*Supplied records*

============================================================

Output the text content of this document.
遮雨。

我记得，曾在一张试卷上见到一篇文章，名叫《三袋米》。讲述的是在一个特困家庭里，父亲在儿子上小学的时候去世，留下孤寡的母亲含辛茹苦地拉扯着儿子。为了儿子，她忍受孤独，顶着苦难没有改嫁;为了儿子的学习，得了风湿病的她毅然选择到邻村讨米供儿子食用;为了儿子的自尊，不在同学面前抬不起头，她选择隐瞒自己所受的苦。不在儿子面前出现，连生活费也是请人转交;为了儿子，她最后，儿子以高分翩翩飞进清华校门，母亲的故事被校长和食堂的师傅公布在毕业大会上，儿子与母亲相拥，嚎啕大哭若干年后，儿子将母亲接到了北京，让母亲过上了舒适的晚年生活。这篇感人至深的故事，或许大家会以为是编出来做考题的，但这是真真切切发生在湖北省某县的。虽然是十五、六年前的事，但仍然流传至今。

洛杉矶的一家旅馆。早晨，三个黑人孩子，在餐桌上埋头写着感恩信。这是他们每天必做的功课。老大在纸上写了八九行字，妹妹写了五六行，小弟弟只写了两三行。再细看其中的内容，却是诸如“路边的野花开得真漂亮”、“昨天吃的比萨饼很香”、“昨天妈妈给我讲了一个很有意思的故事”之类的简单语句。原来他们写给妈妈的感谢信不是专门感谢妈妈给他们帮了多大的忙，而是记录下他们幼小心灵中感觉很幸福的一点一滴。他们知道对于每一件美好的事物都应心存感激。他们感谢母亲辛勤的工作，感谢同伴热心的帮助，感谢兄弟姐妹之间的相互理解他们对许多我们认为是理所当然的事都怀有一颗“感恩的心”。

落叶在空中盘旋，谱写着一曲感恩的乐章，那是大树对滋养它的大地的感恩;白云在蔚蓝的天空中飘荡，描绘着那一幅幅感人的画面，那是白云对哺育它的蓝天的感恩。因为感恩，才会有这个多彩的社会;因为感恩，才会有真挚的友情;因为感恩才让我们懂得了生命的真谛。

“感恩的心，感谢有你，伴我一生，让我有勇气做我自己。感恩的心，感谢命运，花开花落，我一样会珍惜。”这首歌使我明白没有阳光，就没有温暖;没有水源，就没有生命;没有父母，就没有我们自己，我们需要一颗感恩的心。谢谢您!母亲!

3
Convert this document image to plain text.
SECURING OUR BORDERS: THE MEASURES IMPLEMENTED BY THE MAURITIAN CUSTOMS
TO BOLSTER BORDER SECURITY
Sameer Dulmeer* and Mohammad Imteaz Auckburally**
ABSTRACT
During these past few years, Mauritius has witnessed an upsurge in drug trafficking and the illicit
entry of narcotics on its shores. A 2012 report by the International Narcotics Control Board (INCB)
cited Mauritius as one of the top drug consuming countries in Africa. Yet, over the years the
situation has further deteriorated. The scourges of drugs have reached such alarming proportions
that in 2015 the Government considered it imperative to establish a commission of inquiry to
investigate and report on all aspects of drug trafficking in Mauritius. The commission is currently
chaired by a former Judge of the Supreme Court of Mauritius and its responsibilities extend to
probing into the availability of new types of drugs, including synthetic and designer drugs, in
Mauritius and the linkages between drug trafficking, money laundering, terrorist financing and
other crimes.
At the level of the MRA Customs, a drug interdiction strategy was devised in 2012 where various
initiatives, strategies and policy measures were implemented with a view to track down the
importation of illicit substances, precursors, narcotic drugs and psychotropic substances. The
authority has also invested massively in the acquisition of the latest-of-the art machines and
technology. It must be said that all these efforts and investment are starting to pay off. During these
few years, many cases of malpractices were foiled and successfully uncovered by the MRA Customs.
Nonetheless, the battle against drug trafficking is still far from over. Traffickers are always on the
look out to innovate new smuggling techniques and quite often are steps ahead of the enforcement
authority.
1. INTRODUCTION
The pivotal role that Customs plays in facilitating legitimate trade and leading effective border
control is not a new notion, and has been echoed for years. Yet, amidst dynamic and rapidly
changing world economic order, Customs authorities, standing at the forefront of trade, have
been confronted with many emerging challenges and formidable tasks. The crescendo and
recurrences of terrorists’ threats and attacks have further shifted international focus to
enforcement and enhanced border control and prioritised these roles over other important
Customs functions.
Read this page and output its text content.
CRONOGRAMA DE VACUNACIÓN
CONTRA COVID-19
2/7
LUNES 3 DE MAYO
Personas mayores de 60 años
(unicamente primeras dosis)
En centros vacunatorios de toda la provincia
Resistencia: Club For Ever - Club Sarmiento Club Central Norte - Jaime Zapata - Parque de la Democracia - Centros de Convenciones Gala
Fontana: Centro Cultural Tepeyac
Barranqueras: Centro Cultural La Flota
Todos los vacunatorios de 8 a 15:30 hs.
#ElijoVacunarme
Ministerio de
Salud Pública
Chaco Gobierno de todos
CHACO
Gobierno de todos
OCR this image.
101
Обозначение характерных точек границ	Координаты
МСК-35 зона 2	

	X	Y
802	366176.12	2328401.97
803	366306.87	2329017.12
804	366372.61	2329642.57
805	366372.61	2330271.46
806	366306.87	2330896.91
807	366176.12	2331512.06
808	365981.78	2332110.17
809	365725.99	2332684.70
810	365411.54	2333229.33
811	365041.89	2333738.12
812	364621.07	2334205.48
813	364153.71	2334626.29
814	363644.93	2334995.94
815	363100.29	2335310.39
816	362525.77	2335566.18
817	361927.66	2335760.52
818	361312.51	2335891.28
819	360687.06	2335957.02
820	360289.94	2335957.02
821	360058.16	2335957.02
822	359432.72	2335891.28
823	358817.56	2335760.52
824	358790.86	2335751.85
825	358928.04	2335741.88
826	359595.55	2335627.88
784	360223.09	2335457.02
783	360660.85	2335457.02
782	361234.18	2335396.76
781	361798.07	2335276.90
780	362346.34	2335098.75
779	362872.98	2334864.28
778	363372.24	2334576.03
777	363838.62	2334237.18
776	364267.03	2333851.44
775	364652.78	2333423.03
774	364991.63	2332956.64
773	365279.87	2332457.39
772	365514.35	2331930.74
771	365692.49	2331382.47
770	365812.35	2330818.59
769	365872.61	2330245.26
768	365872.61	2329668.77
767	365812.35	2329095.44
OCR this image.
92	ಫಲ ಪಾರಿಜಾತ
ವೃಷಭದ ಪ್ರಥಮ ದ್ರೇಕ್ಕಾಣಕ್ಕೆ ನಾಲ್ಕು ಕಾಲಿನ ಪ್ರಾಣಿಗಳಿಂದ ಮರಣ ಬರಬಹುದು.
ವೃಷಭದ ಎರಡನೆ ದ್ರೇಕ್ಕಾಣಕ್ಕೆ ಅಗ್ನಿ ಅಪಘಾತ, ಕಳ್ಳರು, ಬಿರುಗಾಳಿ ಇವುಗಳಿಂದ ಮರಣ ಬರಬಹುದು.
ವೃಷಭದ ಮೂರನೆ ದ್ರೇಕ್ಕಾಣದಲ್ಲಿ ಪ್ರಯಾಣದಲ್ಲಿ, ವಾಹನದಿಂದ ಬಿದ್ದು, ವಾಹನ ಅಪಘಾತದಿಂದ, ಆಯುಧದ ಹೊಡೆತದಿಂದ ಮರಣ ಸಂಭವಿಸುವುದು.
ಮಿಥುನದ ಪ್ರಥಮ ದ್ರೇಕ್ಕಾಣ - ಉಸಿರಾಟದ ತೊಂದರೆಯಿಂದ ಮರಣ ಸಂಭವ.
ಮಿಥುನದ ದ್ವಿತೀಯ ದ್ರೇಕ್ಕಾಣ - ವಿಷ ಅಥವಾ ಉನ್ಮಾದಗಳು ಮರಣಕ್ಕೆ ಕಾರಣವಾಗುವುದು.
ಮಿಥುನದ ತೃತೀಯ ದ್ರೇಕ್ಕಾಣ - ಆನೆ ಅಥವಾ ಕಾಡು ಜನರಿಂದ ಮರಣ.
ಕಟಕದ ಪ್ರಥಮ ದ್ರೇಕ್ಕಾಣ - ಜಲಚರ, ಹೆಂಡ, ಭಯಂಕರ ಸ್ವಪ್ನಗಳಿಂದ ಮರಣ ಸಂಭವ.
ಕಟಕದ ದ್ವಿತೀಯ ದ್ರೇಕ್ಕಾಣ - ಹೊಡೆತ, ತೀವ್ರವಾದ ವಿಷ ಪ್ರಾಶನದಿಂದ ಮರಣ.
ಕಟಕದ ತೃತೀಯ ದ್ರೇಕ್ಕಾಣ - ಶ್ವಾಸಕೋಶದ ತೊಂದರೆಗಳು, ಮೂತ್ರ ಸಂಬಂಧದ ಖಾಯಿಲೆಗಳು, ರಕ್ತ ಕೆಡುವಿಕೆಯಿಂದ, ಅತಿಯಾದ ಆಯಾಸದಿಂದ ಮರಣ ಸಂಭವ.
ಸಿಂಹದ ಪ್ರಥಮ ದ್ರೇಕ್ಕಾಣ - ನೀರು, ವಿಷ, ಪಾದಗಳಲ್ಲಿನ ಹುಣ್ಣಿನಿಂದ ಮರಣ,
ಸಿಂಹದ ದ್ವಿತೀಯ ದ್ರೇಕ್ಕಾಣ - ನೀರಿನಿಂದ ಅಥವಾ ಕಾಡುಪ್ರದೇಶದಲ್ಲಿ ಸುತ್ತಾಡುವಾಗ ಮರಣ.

============================================================

*Problem*
Examine the data above and state how many of its lines contain the word "trade", with no further remarks.

*Full output*
2